Stated goal —
Report each line of the data that includes the word "Smith".

* Begin Data shown *

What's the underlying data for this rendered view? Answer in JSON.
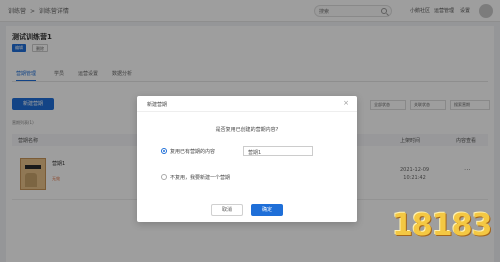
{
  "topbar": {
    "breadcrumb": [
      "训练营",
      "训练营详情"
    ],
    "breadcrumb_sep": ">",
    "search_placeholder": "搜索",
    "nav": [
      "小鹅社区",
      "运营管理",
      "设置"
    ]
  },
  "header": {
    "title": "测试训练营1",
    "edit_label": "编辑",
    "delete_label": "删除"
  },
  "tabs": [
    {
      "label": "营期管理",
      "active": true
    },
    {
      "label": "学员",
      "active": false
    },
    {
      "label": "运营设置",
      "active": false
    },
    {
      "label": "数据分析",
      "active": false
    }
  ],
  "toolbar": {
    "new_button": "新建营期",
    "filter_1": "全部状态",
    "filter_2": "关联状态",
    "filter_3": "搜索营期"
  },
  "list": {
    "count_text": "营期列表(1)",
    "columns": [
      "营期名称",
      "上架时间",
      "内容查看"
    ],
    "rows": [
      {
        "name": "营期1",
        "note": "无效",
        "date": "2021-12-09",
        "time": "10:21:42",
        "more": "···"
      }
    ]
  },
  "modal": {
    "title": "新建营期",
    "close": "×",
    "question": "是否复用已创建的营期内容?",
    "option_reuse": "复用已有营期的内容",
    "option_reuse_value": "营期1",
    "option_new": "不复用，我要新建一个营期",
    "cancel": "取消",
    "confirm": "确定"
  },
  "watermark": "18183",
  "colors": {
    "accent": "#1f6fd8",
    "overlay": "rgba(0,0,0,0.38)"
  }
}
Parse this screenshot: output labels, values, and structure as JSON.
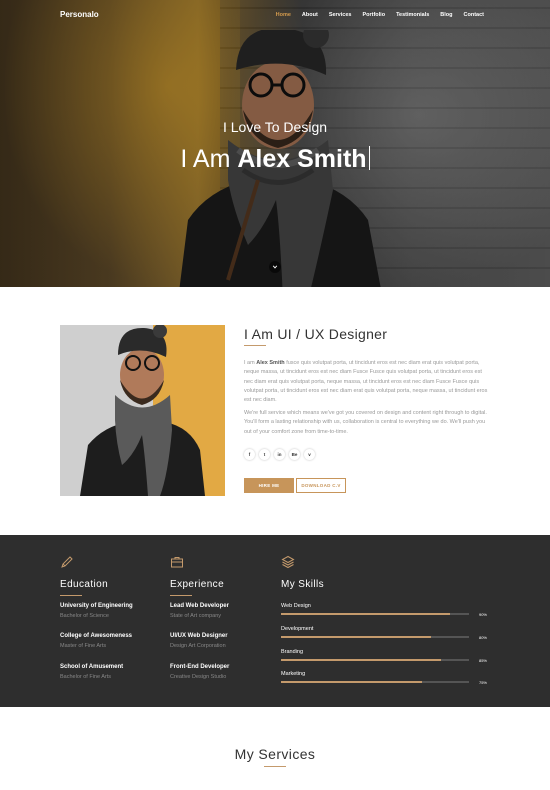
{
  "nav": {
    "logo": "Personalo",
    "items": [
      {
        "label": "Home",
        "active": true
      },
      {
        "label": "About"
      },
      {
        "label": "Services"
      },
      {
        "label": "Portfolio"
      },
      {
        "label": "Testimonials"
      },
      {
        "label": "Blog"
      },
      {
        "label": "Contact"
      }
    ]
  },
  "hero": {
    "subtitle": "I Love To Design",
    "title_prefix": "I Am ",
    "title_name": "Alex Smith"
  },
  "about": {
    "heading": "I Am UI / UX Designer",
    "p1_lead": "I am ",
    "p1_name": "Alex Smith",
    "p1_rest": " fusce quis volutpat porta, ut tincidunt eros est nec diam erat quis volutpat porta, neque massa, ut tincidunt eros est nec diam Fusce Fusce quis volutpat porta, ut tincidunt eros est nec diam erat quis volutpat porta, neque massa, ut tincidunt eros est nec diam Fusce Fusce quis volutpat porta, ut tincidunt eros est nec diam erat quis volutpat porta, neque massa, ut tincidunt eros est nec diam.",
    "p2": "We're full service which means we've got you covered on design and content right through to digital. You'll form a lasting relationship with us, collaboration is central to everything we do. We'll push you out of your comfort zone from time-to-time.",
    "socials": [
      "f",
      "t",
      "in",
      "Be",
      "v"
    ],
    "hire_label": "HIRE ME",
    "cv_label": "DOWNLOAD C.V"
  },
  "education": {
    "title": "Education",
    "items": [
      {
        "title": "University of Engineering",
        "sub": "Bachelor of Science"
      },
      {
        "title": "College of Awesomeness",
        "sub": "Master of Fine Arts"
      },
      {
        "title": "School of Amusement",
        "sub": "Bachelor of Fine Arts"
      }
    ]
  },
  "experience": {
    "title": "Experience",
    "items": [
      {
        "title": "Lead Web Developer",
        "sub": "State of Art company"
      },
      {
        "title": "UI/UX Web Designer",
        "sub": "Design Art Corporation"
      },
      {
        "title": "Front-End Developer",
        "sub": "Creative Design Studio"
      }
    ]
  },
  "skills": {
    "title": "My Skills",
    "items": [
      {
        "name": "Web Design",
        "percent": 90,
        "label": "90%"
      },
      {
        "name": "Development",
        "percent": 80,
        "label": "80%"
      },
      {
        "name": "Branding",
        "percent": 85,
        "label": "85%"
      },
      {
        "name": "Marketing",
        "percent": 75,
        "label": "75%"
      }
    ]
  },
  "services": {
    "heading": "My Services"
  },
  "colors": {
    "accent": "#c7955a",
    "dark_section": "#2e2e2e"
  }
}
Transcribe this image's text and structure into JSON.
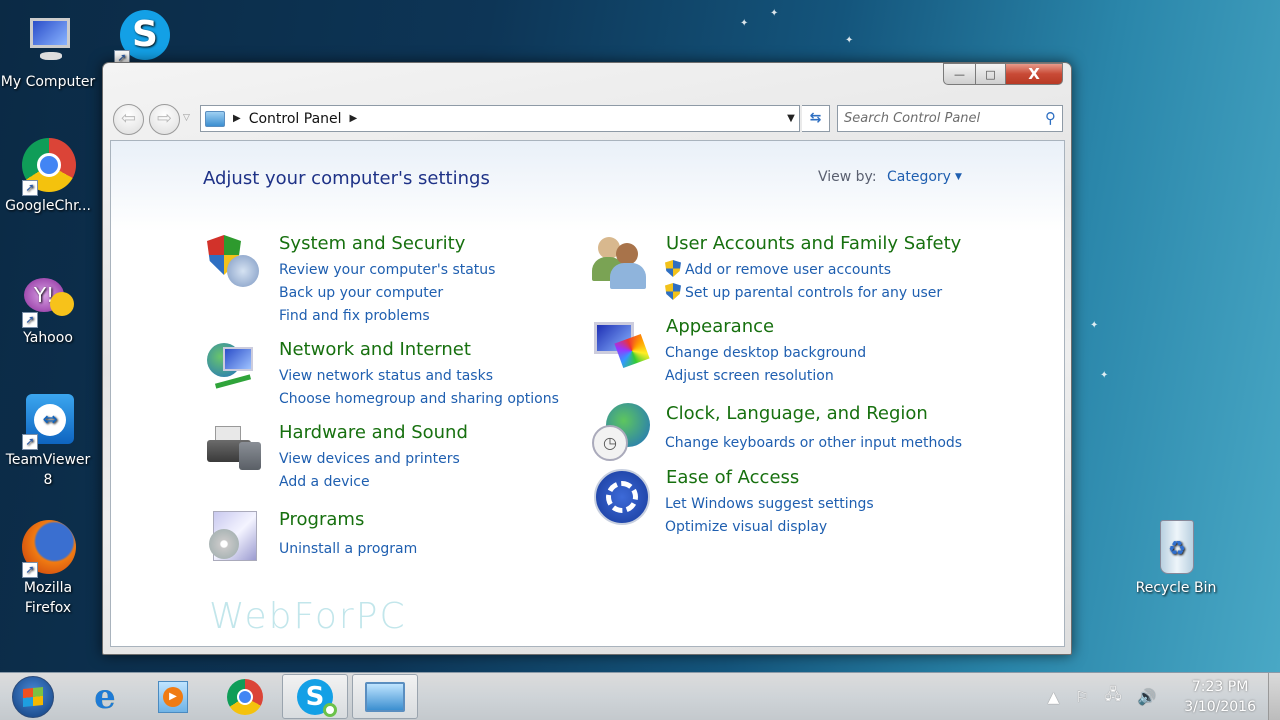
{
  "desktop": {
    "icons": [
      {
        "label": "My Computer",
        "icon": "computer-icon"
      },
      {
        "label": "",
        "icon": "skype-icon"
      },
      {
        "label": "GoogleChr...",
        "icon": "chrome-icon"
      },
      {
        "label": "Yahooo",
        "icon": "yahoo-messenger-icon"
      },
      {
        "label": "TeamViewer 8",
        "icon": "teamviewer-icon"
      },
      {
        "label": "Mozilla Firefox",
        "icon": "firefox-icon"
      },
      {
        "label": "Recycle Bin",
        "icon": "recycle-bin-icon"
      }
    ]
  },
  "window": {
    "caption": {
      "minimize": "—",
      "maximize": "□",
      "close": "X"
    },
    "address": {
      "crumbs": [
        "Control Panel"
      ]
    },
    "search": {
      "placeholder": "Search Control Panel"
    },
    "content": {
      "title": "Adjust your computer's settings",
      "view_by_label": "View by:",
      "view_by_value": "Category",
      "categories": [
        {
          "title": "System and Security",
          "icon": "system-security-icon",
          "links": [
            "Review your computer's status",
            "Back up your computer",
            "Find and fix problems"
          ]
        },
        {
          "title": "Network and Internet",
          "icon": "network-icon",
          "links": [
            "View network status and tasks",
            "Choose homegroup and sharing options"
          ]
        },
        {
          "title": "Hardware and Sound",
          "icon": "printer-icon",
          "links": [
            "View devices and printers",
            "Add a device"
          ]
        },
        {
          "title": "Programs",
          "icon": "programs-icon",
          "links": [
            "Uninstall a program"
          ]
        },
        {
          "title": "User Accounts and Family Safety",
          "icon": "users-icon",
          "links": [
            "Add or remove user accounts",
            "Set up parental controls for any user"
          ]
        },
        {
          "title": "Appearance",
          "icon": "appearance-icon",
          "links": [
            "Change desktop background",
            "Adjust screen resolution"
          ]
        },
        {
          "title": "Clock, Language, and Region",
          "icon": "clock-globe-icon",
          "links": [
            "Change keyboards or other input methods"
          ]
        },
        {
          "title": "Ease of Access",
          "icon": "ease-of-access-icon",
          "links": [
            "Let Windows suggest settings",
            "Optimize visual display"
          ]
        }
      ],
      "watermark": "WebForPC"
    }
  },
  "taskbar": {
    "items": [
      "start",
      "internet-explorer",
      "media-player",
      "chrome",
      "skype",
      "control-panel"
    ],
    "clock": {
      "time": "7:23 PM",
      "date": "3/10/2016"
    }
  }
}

* End Data shown *

Result —
    "title_name": "Alex Smith"
    "p1_name": "Alex Smith",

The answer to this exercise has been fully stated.